● WRITTEN PROBLEM: Retype each entry below exactly as it stands.

(Data entries)
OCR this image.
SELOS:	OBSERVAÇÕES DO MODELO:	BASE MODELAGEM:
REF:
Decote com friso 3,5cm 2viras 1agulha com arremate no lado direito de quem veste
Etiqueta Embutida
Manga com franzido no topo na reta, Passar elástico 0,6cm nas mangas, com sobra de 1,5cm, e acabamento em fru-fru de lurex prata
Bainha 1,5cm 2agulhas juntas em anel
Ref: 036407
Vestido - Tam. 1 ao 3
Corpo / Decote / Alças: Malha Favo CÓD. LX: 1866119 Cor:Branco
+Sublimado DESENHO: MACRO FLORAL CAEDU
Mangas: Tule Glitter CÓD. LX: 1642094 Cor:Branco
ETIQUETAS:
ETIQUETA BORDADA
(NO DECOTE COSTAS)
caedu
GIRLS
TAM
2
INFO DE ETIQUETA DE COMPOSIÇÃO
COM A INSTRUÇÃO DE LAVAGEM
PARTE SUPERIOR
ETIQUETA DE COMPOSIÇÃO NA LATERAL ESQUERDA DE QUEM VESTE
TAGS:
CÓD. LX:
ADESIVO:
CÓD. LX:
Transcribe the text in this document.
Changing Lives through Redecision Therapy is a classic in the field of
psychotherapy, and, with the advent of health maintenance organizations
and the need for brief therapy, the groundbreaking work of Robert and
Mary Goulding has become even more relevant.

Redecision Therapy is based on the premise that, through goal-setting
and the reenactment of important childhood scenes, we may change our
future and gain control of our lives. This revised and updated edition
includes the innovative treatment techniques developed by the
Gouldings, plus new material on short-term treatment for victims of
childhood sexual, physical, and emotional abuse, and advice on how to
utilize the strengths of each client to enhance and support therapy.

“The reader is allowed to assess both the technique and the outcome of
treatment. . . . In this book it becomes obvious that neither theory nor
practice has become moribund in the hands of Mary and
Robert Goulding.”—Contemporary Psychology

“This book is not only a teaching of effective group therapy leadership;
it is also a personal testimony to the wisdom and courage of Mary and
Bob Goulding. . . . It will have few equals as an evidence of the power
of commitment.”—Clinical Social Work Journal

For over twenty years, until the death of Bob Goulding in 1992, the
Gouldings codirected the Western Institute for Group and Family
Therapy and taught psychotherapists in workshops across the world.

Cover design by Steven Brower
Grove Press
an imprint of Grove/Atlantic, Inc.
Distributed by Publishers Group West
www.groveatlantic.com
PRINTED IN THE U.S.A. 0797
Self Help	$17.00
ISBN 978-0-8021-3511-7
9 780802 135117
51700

● WORKED SOLUTION:
OCR this image.
SELOS:	OBSERVAÇÕES DO MODELO:	BASE MODELAGEM:
REF:
Decote com friso 3,5cm 2viras 1agulha com arremate no lado direito de quem veste
Etiqueta Embutida
Manga com franzido no topo na reta, Passar elástico 0,6cm nas mangas, com sobra de 1,5cm, e acabamento em fru-fru de lurex prata
Bainha 1,5cm 2agulhas juntas em anel
Ref: 036407
Vestido - Tam. 1 ao 3
Corpo / Decote / Alças: Malha Favo CÓD. LX: 1866119 Cor:Branco
+Sublimado DESENHO: MACRO FLORAL CAEDU
Mangas: Tule Glitter CÓD. LX: 1642094 Cor:Branco
ETIQUETAS:
ETIQUETA BORDADA
(NO DECOTE COSTAS)
caedu
GIRLS
TAM
2
INFO DE ETIQUETA DE COMPOSIÇÃO
COM A INSTRUÇÃO DE LAVAGEM
PARTE SUPERIOR
ETIQUETA DE COMPOSIÇÃO NA LATERAL ESQUERDA DE QUEM VESTE
TAGS:
CÓD. LX:
ADESIVO:
CÓD. LX:
Transcribe the text in this document.
Changing Lives through Redecision Therapy is a classic in the field of
psychotherapy, and, with the advent of health maintenance organizations
and the need for brief therapy, the groundbreaking work of Robert and
Mary Goulding has become even more relevant.

Redecision Therapy is based on the premise that, through goal-setting
and the reenactment of important childhood scenes, we may change our
future and gain control of our lives. This revised and updated edition
includes the innovative treatment techniques developed by the
Gouldings, plus new material on short-term treatment for victims of
childhood sexual, physical, and emotional abuse, and advice on how to
utilize the strengths of each client to enhance and support therapy.

“The reader is allowed to assess both the technique and the outcome of
treatment. . . . In this book it becomes obvious that neither theory nor
practice has become moribund in the hands of Mary and
Robert Goulding.”—Contemporary Psychology

“This book is not only a teaching of effective group therapy leadership;
it is also a personal testimony to the wisdom and courage of Mary and
Bob Goulding. . . . It will have few equals as an evidence of the power
of commitment.”—Clinical Social Work Journal

For over twenty years, until the death of Bob Goulding in 1992, the
Gouldings codirected the Western Institute for Group and Family
Therapy and taught psychotherapists in workshops across the world.

Cover design by Steven Brower
Grove Press
an imprint of Grove/Atlantic, Inc.
Distributed by Publishers Group West
www.groveatlantic.com
PRINTED IN THE U.S.A. 0797
Self Help	$17.00
ISBN 978-0-8021-3511-7
9 780802 135117
51700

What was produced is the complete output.